___ MATERIALS PROVIDED
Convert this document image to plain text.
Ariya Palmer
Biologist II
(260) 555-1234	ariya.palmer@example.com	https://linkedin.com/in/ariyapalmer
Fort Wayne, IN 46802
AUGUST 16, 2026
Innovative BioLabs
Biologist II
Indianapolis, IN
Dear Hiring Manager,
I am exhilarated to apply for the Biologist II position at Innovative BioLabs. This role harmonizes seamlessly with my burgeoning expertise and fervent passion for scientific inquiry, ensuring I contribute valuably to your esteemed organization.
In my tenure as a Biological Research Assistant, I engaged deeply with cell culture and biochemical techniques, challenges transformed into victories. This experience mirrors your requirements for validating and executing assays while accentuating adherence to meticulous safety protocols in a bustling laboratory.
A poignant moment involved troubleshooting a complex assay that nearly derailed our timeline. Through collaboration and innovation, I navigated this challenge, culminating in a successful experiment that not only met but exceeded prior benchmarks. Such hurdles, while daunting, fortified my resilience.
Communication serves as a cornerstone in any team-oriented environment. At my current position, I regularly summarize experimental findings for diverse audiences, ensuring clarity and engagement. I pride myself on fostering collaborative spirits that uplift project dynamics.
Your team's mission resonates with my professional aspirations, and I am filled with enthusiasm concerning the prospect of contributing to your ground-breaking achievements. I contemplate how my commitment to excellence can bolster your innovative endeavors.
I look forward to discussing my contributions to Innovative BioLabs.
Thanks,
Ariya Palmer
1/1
______
(TRY IT):
Please return the entire listing, unchanged.

(YOUR SOLUTION):
Convert this document image to plain text.
Ariya Palmer
Biologist II
(260) 555-1234	ariya.palmer@example.com	https://linkedin.com/in/ariyapalmer
Fort Wayne, IN 46802
AUGUST 16, 2026
Innovative BioLabs
Biologist II
Indianapolis, IN
Dear Hiring Manager,
I am exhilarated to apply for the Biologist II position at Innovative BioLabs. This role harmonizes seamlessly with my burgeoning expertise and fervent passion for scientific inquiry, ensuring I contribute valuably to your esteemed organization.
In my tenure as a Biological Research Assistant, I engaged deeply with cell culture and biochemical techniques, challenges transformed into victories. This experience mirrors your requirements for validating and executing assays while accentuating adherence to meticulous safety protocols in a bustling laboratory.
A poignant moment involved troubleshooting a complex assay that nearly derailed our timeline. Through collaboration and innovation, I navigated this challenge, culminating in a successful experiment that not only met but exceeded prior benchmarks. Such hurdles, while daunting, fortified my resilience.
Communication serves as a cornerstone in any team-oriented environment. At my current position, I regularly summarize experimental findings for diverse audiences, ensuring clarity and engagement. I pride myself on fostering collaborative spirits that uplift project dynamics.
Your team's mission resonates with my professional aspirations, and I am filled with enthusiasm concerning the prospect of contributing to your ground-breaking achievements. I contemplate how my commitment to excellence can bolster your innovative endeavors.
I look forward to discussing my contributions to Innovative BioLabs.
Thanks,
Ariya Palmer
1/1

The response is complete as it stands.